Start

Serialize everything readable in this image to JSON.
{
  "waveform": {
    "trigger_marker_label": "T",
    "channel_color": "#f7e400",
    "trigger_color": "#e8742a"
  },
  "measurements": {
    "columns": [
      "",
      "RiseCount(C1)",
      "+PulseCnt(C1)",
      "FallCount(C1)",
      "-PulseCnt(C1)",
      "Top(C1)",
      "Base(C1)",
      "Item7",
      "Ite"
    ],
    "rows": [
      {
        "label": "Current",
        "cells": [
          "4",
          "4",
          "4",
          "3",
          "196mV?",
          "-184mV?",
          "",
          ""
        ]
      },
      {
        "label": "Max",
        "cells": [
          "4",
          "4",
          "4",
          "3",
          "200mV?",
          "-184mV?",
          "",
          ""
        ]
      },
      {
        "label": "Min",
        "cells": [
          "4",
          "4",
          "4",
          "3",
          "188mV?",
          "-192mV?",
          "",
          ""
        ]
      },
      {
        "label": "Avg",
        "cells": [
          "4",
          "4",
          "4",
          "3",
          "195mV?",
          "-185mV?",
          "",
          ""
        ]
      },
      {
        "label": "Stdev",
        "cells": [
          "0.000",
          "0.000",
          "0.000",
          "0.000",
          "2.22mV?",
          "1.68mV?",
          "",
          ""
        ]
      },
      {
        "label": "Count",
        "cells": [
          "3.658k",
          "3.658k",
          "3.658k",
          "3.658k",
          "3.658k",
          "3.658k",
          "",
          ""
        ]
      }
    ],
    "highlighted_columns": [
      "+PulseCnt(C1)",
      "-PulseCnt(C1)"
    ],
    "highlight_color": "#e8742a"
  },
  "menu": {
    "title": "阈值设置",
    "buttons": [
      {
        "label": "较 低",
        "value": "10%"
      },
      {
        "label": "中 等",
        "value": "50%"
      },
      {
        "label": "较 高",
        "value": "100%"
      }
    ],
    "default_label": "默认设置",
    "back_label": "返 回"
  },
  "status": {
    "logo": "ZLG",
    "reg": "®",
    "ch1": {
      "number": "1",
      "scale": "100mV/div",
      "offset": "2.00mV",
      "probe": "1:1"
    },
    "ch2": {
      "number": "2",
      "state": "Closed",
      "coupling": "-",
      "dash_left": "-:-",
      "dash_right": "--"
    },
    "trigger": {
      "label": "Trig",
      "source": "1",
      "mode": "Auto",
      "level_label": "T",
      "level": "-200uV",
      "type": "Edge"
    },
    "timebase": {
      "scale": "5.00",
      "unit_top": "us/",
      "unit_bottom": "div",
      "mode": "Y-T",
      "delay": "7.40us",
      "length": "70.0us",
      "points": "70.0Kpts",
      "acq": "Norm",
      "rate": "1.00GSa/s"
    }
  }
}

End

Requirement –
Go through the records above and retype each one exactly.

Response below –
Serialize everything readable in this image to JSON.
{
  "waveform": {
    "trigger_marker_label": "T",
    "channel_color": "#f7e400",
    "trigger_color": "#e8742a"
  },
  "measurements": {
    "columns": [
      "",
      "RiseCount(C1)",
      "+PulseCnt(C1)",
      "FallCount(C1)",
      "-PulseCnt(C1)",
      "Top(C1)",
      "Base(C1)",
      "Item7",
      "Ite"
    ],
    "rows": [
      {
        "label": "Current",
        "cells": [
          "4",
          "4",
          "4",
          "3",
          "196mV?",
          "-184mV?",
          "",
          ""
        ]
      },
      {
        "label": "Max",
        "cells": [
          "4",
          "4",
          "4",
          "3",
          "200mV?",
          "-184mV?",
          "",
          ""
        ]
      },
      {
        "label": "Min",
        "cells": [
          "4",
          "4",
          "4",
          "3",
          "188mV?",
          "-192mV?",
          "",
          ""
        ]
      },
      {
        "label": "Avg",
        "cells": [
          "4",
          "4",
          "4",
          "3",
          "195mV?",
          "-185mV?",
          "",
          ""
        ]
      },
      {
        "label": "Stdev",
        "cells": [
          "0.000",
          "0.000",
          "0.000",
          "0.000",
          "2.22mV?",
          "1.68mV?",
          "",
          ""
        ]
      },
      {
        "label": "Count",
        "cells": [
          "3.658k",
          "3.658k",
          "3.658k",
          "3.658k",
          "3.658k",
          "3.658k",
          "",
          ""
        ]
      }
    ],
    "highlighted_columns": [
      "+PulseCnt(C1)",
      "-PulseCnt(C1)"
    ],
    "highlight_color": "#e8742a"
  },
  "menu": {
    "title": "阈值设置",
    "buttons": [
      {
        "label": "较 低",
        "value": "10%"
      },
      {
        "label": "中 等",
        "value": "50%"
      },
      {
        "label": "较 高",
        "value": "100%"
      }
    ],
    "default_label": "默认设置",
    "back_label": "返 回"
  },
  "status": {
    "logo": "ZLG",
    "reg": "®",
    "ch1": {
      "number": "1",
      "scale": "100mV/div",
      "offset": "2.00mV",
      "probe": "1:1"
    },
    "ch2": {
      "number": "2",
      "state": "Closed",
      "coupling": "-",
      "dash_left": "-:-",
      "dash_right": "--"
    },
    "trigger": {
      "label": "Trig",
      "source": "1",
      "mode": "Auto",
      "level_label": "T",
      "level": "-200uV",
      "type": "Edge"
    },
    "timebase": {
      "scale": "5.00",
      "unit_top": "us/",
      "unit_bottom": "div",
      "mode": "Y-T",
      "delay": "7.40us",
      "length": "70.0us",
      "points": "70.0Kpts",
      "acq": "Norm",
      "rate": "1.00GSa/s"
    }
  }
}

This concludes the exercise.